> **EXTRAIT FOURNI**:
>>>
JMR : « Tu as eu la chance d’obtenir une bourse pour aller étudier à New York pendant deux ans afin d’avoir un Master… »
GR : « Tout à fait. J’ai eu une chance immense. J’ai obtenu le maximum, qui était à l’époque 7'500 dollars US, par rapport à aujourd’hui où elles sont de l’ordre de 40'000 dollars US. Dans ma classe, il y avait Steve Turre le tromboniste et le bassiste Todd Coleman. »
JMR : « Bon, à ce stade de la conversation, il faut parler de Phil Woods, non ? »
GR : « Aahh ! (soupir d’émotion). Je remonte le temps. Au début des années septante, mon frère m’a fait découvrir le premier disque de Phil Woods en Europe. Cela datait de 1968. Je suis resté sans voix et je me suis dit : C’est comme ça qu’il faut jouer de l’alto. Je suis devenu un fan inconditionnel de Phil. Donc, j’arrive à New York et je savais qu’un jour, je le rencontrerais. J’avais apporté 50 pochettes de disques où Phil jouait (rires). Et ce jour arriva. Je lui ai demandé si je pouvais prendre un ou deux cours avec lui. Et hop, c’était fait. Il fallait 3 heures de voiture pour aller jusque chez lui. Je passais l’après-midi et rentrais le soir. Il m’a demandé de jouer des accords au piano; puis, quand il a vu que je savais ce qu’il me demandait, on a passé au sax. En fait, il ne m’a pas beaucoup montré de choses, nous avons plutôt travaillé sur les compositions et arrangements. Il m’a tellement appris de choses que certaines, je les utilise toujours aujourd’hui face à mes élèves. Il a réussi à créer des exercices sur des standards qui sont des plus utiles pour l’oreille. De plus, il travaille sans cesse et connaît toute la musique classique. »
<<<
Enregistrements issus d'une collecte de données:
>>>
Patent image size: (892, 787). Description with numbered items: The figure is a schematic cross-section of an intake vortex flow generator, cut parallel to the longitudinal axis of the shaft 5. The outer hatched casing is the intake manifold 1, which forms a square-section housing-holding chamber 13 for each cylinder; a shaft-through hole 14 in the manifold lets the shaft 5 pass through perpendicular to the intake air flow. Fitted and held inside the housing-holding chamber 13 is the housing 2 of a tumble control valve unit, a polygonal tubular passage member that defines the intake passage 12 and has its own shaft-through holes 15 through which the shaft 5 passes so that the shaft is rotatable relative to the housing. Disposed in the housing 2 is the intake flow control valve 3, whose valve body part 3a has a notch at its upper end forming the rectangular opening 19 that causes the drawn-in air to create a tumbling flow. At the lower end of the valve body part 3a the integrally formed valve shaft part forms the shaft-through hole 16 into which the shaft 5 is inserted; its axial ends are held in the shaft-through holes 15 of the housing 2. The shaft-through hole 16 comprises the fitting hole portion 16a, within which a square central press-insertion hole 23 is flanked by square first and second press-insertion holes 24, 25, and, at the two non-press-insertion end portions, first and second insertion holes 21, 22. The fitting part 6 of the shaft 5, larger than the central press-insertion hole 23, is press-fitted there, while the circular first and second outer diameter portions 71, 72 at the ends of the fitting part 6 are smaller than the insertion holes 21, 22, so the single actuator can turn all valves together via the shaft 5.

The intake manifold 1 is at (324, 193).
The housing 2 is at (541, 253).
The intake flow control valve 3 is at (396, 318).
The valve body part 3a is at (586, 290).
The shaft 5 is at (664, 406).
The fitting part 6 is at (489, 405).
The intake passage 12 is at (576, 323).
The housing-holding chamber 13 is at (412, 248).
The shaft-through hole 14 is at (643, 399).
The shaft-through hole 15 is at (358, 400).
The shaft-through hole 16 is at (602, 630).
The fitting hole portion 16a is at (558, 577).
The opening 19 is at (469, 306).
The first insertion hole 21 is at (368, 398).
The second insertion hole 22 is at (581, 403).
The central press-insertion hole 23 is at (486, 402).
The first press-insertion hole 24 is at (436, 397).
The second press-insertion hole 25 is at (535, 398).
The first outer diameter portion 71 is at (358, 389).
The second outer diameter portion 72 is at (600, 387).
<<<
> **PROBLÈME POSÉ 1**: Dans l'entretien, pourquoi Phil Woods et GR sont-ils passés du piano au saxophone pendant le cours ? Répondez en une à trois phrases.
> **PROBLÈME POSÉ 2**: Selon l'entretien, quel était alors le montant maximal de la bourse obtenue par GR pour étudier à New York ?
> **PROBLÈME POSÉ 3**: Poursuivez l'entretien à partir de l'endroit où il s'arrête.
Les enregistrements ne jouent aucun rôle ici.

> **RÉPONSE 1**: Phil Woods a d'abord demandé à GR de jouer des accords au piano. Une fois qu'il a constaté que GR savait ce qu'il lui demandait, ils sont passés au saxophone.

> **RÉPONSE 2**: Le montant maximal était alors de 7'500 dollars US.

> **RÉPONSE 3**:
JMR : « Vous êtes très proches de toute façon… »
GR : « Oui, nous avons tellement joué ensemble, des concerts dans le monde entier, cinq albums enregistrés, j’ai été son « lead alto » pour son big band maintes fois … Phil et moi, c’est comme Pierre Boussaguet et Ray Brown. »
JMR : A l’âge de 26 ans, tu oses monter ton quintet avec le fabuleux trompettiste Tom Harrell. Tu n’étais pas un peu « gonflé » de jouer avec un des membres du quintet de Phil Woods ?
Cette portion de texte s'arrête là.